SOURCE:
<<<<

12. Charge No.15 & 16:
 
Charge No. 15:
 
The insurer is not furnishing a copy of proposal to the insured within 30 days of acceptance of risk. This is a violation of Regulation 4(1) of IRDA (Protection of Policyholders’ Interests) Regulations 2002 
 
Sample of 550 policy numbers from various LOBs were selected and policy copies / base underwriting documents were called for. On going through the soft copies of data submitted, it was observed that the insurer had furnished policy copies for all the samples but base underwriting documents viz proposal form / cover note etc. for various LOBs were not submitted for close to 120 policies which comes to 22% of the samples selected.   Thus, it is clear that insurer do not have base underwriting documents / proposal forms for these 120 policies. This is violation Regulation 4(1) of IRDA (Protection of Policyholders’ Interests) Regulations 2002 and clause 6 of Corporate Governance guidelines contained in Circular No. IRDA/F&A, CIR/025/2009-10, dated 5-8-2009, for not having proper internal control.
 
Submissions of Insurer:
 
·         Quotation is provided from Point of Sale system, based on information shared verbally by the prospect. Post consent from the prospect, policy is issued from the PoS application.

>>>>

[Element region listings]
<<<<

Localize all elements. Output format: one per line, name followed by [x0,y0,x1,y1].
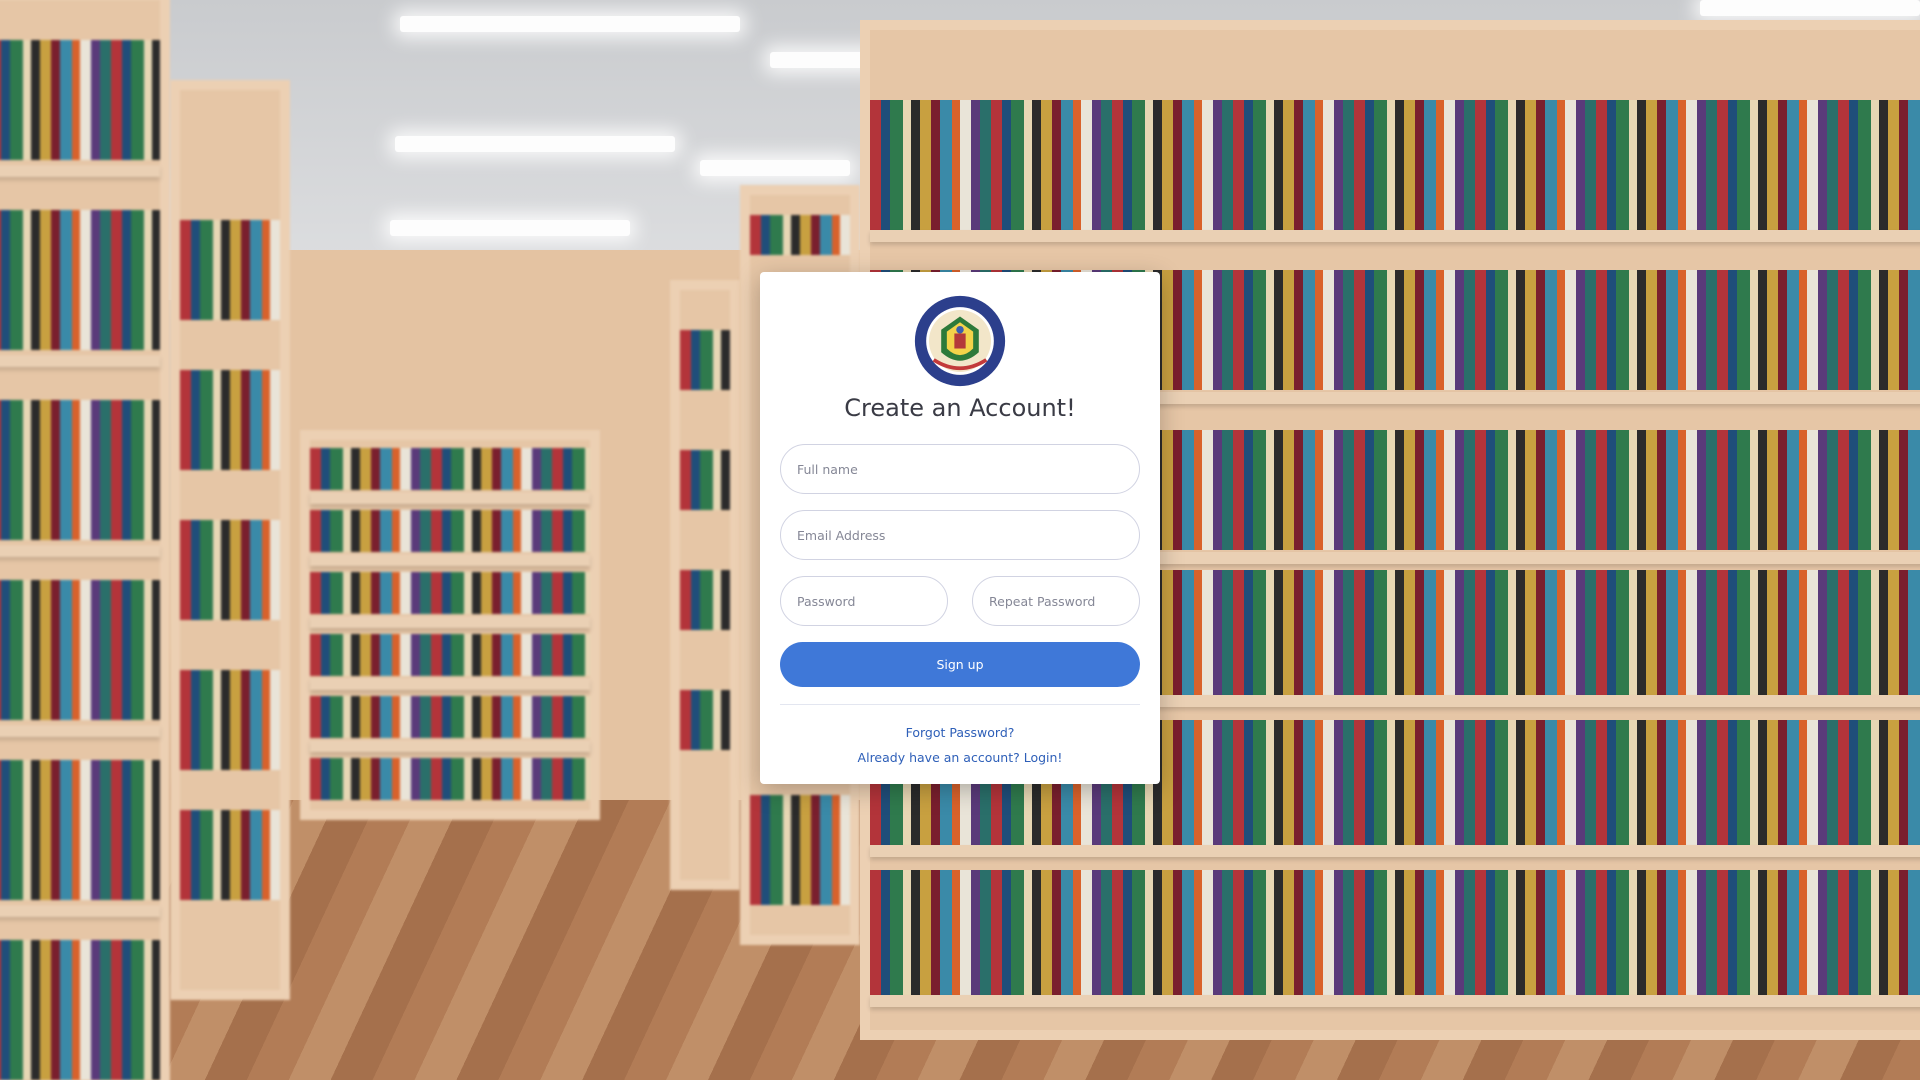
repeat-password-field[interactable] [972,576,1140,626]
ceiling-light [395,136,675,152]
email-field[interactable] [780,510,1140,560]
full-name-field[interactable] [780,444,1140,494]
divider [780,704,1140,705]
ceiling-light [400,16,740,32]
signup-button[interactable]: Sign up [780,642,1140,687]
bookshelf-left [0,0,170,1080]
bookshelf [670,280,740,890]
forgot-password-link[interactable]: Forgot Password? [780,725,1140,740]
bookshelf [300,430,600,820]
school-crest-logo [914,295,1006,387]
password-row [780,576,1140,626]
ceiling-light [700,160,850,176]
ceiling-light [1700,0,1920,16]
bookshelf-left [170,80,290,1000]
login-link[interactable]: Already have an account? Login! [780,750,1140,765]
register-card: Create an Account! Sign up Forgot Passwo… [760,272,1160,784]
page-title: Create an Account! [844,394,1076,422]
ceiling-light [390,220,630,236]
password-field[interactable] [780,576,948,626]
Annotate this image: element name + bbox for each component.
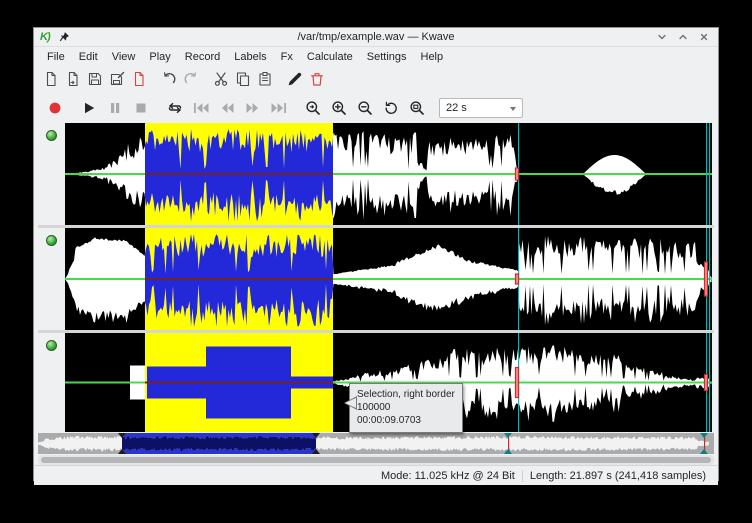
scrollbar-thumb[interactable]	[41, 457, 711, 463]
menu-calculate[interactable]: Calculate	[300, 49, 360, 65]
tooltip-line-2: 100000	[357, 401, 455, 414]
menu-fx[interactable]: Fx	[274, 49, 300, 65]
track-row-1	[38, 123, 714, 225]
loop-icon	[166, 101, 184, 115]
status-length: Length: 21.897 s (241,418 samples)	[523, 470, 713, 482]
new-file-button[interactable]	[41, 69, 61, 89]
track-enabled-led[interactable]	[46, 130, 57, 141]
pause-button[interactable]	[103, 96, 127, 120]
open-file-button[interactable]	[63, 69, 83, 89]
menu-help[interactable]: Help	[414, 49, 451, 65]
play-button[interactable]	[77, 96, 101, 120]
selection-tooltip: Selection, right border 100000 00:00:09.…	[349, 383, 463, 433]
zoom-selection-button[interactable]	[301, 96, 325, 120]
zoom-out-icon	[357, 100, 373, 116]
waveform-track-1[interactable]	[65, 123, 712, 225]
zoom-revert-icon	[383, 100, 399, 116]
undo-icon	[161, 71, 177, 87]
skip-end-icon	[270, 101, 288, 115]
maximize-button[interactable]	[677, 31, 689, 43]
undo-button[interactable]	[159, 69, 179, 89]
forward-button[interactable]	[241, 96, 265, 120]
cut-button[interactable]	[211, 69, 231, 89]
waveform-track-2[interactable]	[65, 228, 712, 330]
zoom-out-button[interactable]	[353, 96, 377, 120]
skip-end-button[interactable]	[267, 96, 291, 120]
trash-icon	[309, 71, 325, 87]
zoom-all-button[interactable]	[405, 96, 429, 120]
copy-button[interactable]	[233, 69, 253, 89]
paste-icon	[257, 71, 273, 87]
redo-button[interactable]	[181, 69, 201, 89]
tooltip-line-3: 00:00:09.0703	[357, 414, 455, 427]
menu-labels[interactable]: Labels	[227, 49, 273, 65]
save-icon	[87, 71, 103, 87]
zoom-duration-value: 22 s	[446, 102, 467, 114]
close-file-button[interactable]	[129, 69, 149, 89]
loop-button[interactable]	[163, 96, 187, 120]
menu-edit[interactable]: Edit	[72, 49, 105, 65]
horizontal-scrollbar[interactable]	[38, 455, 714, 465]
zoom-previous-button[interactable]	[379, 96, 403, 120]
skip-start-button[interactable]	[189, 96, 213, 120]
pen-icon	[287, 71, 303, 87]
cut-icon	[213, 71, 229, 87]
tooltip-line-1: Selection, right border	[357, 388, 455, 401]
status-mode: Mode: 11.025 kHz @ 24 Bit	[374, 470, 522, 482]
play-icon	[82, 101, 96, 115]
insert-mode-button[interactable]	[285, 69, 305, 89]
track-row-2	[38, 228, 714, 330]
track-enabled-led[interactable]	[46, 340, 57, 351]
open-file-icon	[65, 71, 81, 87]
statusbar: Mode: 11.025 kHz @ 24 Bit Length: 21.897…	[34, 465, 718, 485]
menu-settings[interactable]: Settings	[360, 49, 414, 65]
overview-bar[interactable]	[38, 433, 714, 454]
close-button[interactable]	[698, 31, 710, 43]
rewind-icon	[218, 101, 236, 115]
file-toolbar	[34, 66, 718, 92]
minimize-button[interactable]	[656, 31, 668, 43]
menu-record[interactable]: Record	[178, 49, 227, 65]
record-icon	[48, 101, 62, 115]
menu-view[interactable]: View	[105, 49, 143, 65]
stop-button[interactable]	[129, 96, 153, 120]
chevron-down-icon	[510, 107, 516, 111]
kwave-window: K) /var/tmp/example.wav — Kwave FileEdit…	[33, 27, 719, 481]
track-controls-1	[38, 123, 65, 225]
save-as-icon	[109, 71, 125, 87]
track-controls-3	[38, 333, 65, 432]
zoom-duration-combobox[interactable]: 22 s	[439, 98, 523, 118]
rewind-button[interactable]	[215, 96, 239, 120]
save-button[interactable]	[85, 69, 105, 89]
delete-button[interactable]	[307, 69, 327, 89]
record-button[interactable]	[43, 96, 67, 120]
save-as-button[interactable]	[107, 69, 127, 89]
zoom-selection-icon	[305, 100, 321, 116]
playback-toolbar: 22 s	[34, 92, 718, 123]
menubar: FileEditViewPlayRecordLabelsFxCalculateS…	[34, 47, 718, 66]
zoom-in-button[interactable]	[327, 96, 351, 120]
zoom-in-icon	[331, 100, 347, 116]
paste-button[interactable]	[255, 69, 275, 89]
window-controls	[656, 31, 710, 43]
stop-icon	[134, 101, 148, 115]
zoom-all-icon	[409, 100, 425, 116]
window-title: /var/tmp/example.wav — Kwave	[34, 31, 718, 43]
pause-icon	[108, 101, 122, 115]
menu-play[interactable]: Play	[142, 49, 177, 65]
track-enabled-led[interactable]	[46, 235, 57, 246]
copy-icon	[235, 71, 251, 87]
new-file-icon	[43, 71, 59, 87]
skip-start-icon	[192, 101, 210, 115]
titlebar[interactable]: K) /var/tmp/example.wav — Kwave	[34, 28, 718, 47]
track-area: Selection, right border 100000 00:00:09.…	[38, 123, 714, 433]
track-controls-2	[38, 228, 65, 330]
menu-file[interactable]: File	[40, 49, 72, 65]
redo-icon	[183, 71, 199, 87]
close-file-icon	[131, 71, 147, 87]
forward-icon	[244, 101, 262, 115]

>>>>

GIVEN INSTRUCTION 1: In the insurance charge excerpt, what share of the selected samples lacked base underwriting documents?
GIVEN INSTRUCTION 2: Write the next part of the insurance charge excerpt, continuing the insurer's submissions after the point about the Point of Sale system.

EXERCISE OUTPUT 1: About 22%, close to 120 of the 550 sampled policies.

EXERCISE OUTPUT 2:
·         For policies sold over telephone, the transcript is sent to the policyholder along with the policy copy.
·         For polices sold on Point of Sale system, the information shared verbally by the prospect is converted into policy and shared in form of a policy schedule.
 
 
           Charge No.16:
 
Procedure where Proposal form is not used - The insurer is recording the information obtained orally or in writing. However, no confirmation or communication of the same within a period of 15 days thereof with the proposer though such information is incorporated in the policy.  This is a violation of Regulation 4(4) of IRDA PPI Regulations, 2002.
 
Submissions of Insurer:
 
The Company submitted that policies are sold through POS system and over telephone mode. As regards the policies sold through POS system, the information shared verbally by the prospect is converted into policy and shared in form of a policy schedule. Here there is an interface with the prospect in person and information are gathered directly from the prospect by way of personal interactions and post consent from the prospect, policy is issued from the POS application. As regards the policies sold over telephone, the information provided by the prospects are recorded by way of transcripts and they same are shared with the policyholder along with the policy copy.
 
 However, the regulation under reference further provides that,  “……onus of proof shall rest with the insurer in respect of any information not so recorded, where the insurer claims that the proposer suppressed any material information or provided misleading or false information on any matter material to the grant of cover…………”
 
They submitted confirmation of not having abdicated the onus of proof and have not brought under dispute any matter which would be in violation of this regulation.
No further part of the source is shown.